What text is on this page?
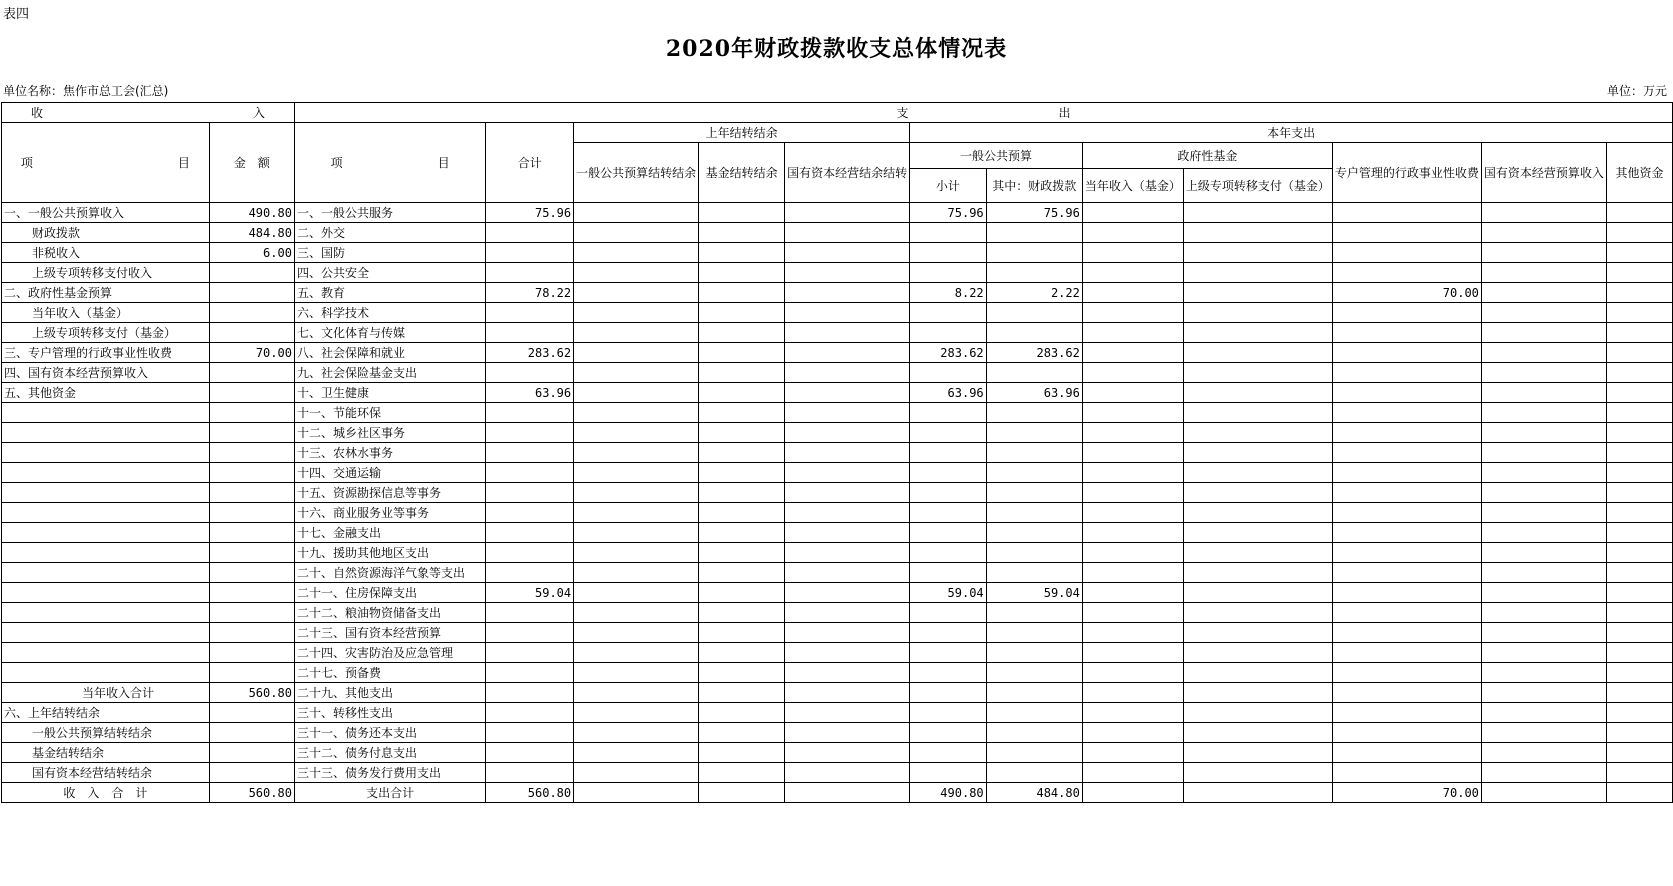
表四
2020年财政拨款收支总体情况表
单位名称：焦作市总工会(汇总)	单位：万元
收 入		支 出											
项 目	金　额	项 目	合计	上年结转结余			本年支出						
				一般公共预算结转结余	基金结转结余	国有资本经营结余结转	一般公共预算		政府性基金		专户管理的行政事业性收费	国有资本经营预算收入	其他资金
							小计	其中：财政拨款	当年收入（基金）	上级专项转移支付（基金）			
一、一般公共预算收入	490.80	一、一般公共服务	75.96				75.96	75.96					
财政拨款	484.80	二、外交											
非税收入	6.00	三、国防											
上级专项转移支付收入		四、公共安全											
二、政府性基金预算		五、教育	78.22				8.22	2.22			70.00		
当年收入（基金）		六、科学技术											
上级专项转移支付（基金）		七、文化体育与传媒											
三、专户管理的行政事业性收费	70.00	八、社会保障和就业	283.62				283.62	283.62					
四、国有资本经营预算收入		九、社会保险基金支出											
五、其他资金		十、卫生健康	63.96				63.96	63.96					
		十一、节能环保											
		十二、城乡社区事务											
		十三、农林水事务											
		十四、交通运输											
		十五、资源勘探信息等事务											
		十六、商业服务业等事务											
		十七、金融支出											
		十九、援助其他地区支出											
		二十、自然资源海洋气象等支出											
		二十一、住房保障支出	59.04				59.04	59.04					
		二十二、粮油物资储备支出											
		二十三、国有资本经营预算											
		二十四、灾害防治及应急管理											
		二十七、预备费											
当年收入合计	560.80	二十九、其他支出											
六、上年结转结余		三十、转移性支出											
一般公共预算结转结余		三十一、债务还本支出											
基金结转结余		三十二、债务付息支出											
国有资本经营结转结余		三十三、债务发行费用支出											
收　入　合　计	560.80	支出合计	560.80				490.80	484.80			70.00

□ □ □ □

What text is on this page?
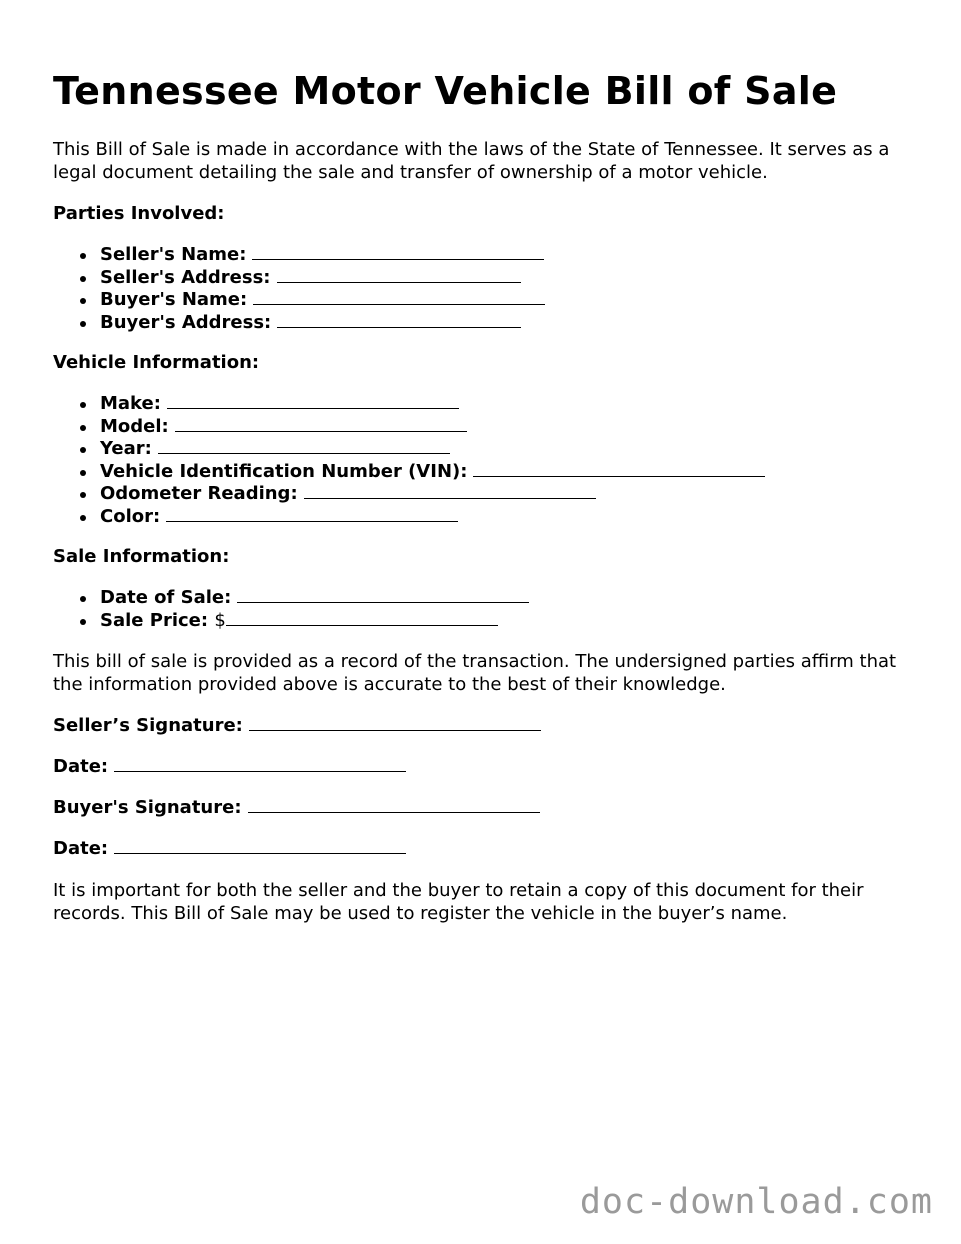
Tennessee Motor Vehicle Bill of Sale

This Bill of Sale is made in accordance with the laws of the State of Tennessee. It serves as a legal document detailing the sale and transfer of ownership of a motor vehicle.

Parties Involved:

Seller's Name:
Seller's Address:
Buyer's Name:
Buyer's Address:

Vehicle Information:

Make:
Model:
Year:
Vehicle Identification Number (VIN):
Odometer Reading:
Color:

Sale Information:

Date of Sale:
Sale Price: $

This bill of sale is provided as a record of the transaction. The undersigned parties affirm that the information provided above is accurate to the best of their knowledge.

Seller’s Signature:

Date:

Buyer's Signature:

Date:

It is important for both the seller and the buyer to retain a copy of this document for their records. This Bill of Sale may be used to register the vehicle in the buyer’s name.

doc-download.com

□ □ □ □

#### EXERCISE OBJECTIVE
Reproduce each line from the records that contains the word "专户管理的行政事业性收费".

#### WRITTEN RESPONSE
				一般公共预算结转结余	基金结转结余	国有资本经营结余结转	一般公共预算		政府性基金		专户管理的行政事业性收费	国有资本经营预算收入	其他资金
三、专户管理的行政事业性收费	70.00	八、社会保障和就业	283.62				283.62	283.62					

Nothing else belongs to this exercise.